* _Aim_:
Write the data out again in full, with no departure from the original.

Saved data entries
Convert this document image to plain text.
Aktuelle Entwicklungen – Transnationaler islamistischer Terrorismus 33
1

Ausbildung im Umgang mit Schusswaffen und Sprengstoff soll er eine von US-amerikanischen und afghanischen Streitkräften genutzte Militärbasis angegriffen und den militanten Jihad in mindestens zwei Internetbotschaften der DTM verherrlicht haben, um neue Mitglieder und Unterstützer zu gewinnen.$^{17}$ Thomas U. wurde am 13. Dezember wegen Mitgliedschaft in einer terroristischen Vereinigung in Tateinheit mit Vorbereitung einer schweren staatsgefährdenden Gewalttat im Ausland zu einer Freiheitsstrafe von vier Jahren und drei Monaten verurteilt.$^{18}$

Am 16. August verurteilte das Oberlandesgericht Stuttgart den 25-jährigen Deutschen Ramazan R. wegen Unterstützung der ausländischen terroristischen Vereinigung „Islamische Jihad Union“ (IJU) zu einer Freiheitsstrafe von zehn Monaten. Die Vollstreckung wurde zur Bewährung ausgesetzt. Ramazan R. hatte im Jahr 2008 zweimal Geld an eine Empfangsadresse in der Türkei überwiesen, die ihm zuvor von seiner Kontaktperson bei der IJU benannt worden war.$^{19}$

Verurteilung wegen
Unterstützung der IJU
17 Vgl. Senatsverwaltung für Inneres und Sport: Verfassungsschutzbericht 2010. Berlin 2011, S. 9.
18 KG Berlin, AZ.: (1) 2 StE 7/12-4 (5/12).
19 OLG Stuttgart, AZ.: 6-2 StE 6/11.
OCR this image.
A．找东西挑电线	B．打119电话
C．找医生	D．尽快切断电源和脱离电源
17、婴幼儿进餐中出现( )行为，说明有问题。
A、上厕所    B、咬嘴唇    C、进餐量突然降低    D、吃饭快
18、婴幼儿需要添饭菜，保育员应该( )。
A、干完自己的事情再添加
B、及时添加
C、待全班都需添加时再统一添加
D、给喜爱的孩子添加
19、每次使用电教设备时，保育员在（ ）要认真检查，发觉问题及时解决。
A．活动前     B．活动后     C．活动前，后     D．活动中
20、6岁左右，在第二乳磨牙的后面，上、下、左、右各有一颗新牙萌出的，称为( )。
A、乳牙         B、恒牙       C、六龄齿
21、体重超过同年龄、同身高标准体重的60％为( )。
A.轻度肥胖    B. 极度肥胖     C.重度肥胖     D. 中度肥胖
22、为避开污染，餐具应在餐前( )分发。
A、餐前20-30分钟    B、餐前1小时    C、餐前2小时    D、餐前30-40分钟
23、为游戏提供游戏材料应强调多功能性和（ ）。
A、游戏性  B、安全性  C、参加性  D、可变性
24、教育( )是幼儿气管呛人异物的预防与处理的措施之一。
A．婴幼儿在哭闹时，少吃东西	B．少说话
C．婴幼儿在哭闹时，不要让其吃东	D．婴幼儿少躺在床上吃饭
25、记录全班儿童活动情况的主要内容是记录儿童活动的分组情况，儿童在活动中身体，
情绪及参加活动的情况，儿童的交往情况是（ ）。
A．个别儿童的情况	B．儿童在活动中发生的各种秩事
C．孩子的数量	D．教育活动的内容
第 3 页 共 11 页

* _Solved exercise_:
Convert this document image to plain text.
Aktuelle Entwicklungen – Transnationaler islamistischer Terrorismus 33
1

Ausbildung im Umgang mit Schusswaffen und Sprengstoff soll er eine von US-amerikanischen und afghanischen Streitkräften genutzte Militärbasis angegriffen und den militanten Jihad in mindestens zwei Internetbotschaften der DTM verherrlicht haben, um neue Mitglieder und Unterstützer zu gewinnen.$^{17}$ Thomas U. wurde am 13. Dezember wegen Mitgliedschaft in einer terroristischen Vereinigung in Tateinheit mit Vorbereitung einer schweren staatsgefährdenden Gewalttat im Ausland zu einer Freiheitsstrafe von vier Jahren und drei Monaten verurteilt.$^{18}$

Am 16. August verurteilte das Oberlandesgericht Stuttgart den 25-jährigen Deutschen Ramazan R. wegen Unterstützung der ausländischen terroristischen Vereinigung „Islamische Jihad Union“ (IJU) zu einer Freiheitsstrafe von zehn Monaten. Die Vollstreckung wurde zur Bewährung ausgesetzt. Ramazan R. hatte im Jahr 2008 zweimal Geld an eine Empfangsadresse in der Türkei überwiesen, die ihm zuvor von seiner Kontaktperson bei der IJU benannt worden war.$^{19}$

Verurteilung wegen
Unterstützung der IJU
17 Vgl. Senatsverwaltung für Inneres und Sport: Verfassungsschutzbericht 2010. Berlin 2011, S. 9.
18 KG Berlin, AZ.: (1) 2 StE 7/12-4 (5/12).
19 OLG Stuttgart, AZ.: 6-2 StE 6/11.
OCR this image.
A．找东西挑电线	B．打119电话
C．找医生	D．尽快切断电源和脱离电源
17、婴幼儿进餐中出现( )行为，说明有问题。
A、上厕所    B、咬嘴唇    C、进餐量突然降低    D、吃饭快
18、婴幼儿需要添饭菜，保育员应该( )。
A、干完自己的事情再添加
B、及时添加
C、待全班都需添加时再统一添加
D、给喜爱的孩子添加
19、每次使用电教设备时，保育员在（ ）要认真检查，发觉问题及时解决。
A．活动前     B．活动后     C．活动前，后     D．活动中
20、6岁左右，在第二乳磨牙的后面，上、下、左、右各有一颗新牙萌出的，称为( )。
A、乳牙         B、恒牙       C、六龄齿
21、体重超过同年龄、同身高标准体重的60％为( )。
A.轻度肥胖    B. 极度肥胖     C.重度肥胖     D. 中度肥胖
22、为避开污染，餐具应在餐前( )分发。
A、餐前20-30分钟    B、餐前1小时    C、餐前2小时    D、餐前30-40分钟
23、为游戏提供游戏材料应强调多功能性和（ ）。
A、游戏性  B、安全性  C、参加性  D、可变性
24、教育( )是幼儿气管呛人异物的预防与处理的措施之一。
A．婴幼儿在哭闹时，少吃东西	B．少说话
C．婴幼儿在哭闹时，不要让其吃东	D．婴幼儿少躺在床上吃饭
25、记录全班儿童活动情况的主要内容是记录儿童活动的分组情况，儿童在活动中身体，
情绪及参加活动的情况，儿童的交往情况是（ ）。
A．个别儿童的情况	B．儿童在活动中发生的各种秩事
C．孩子的数量	D．教育活动的内容
第 3 页 共 11 页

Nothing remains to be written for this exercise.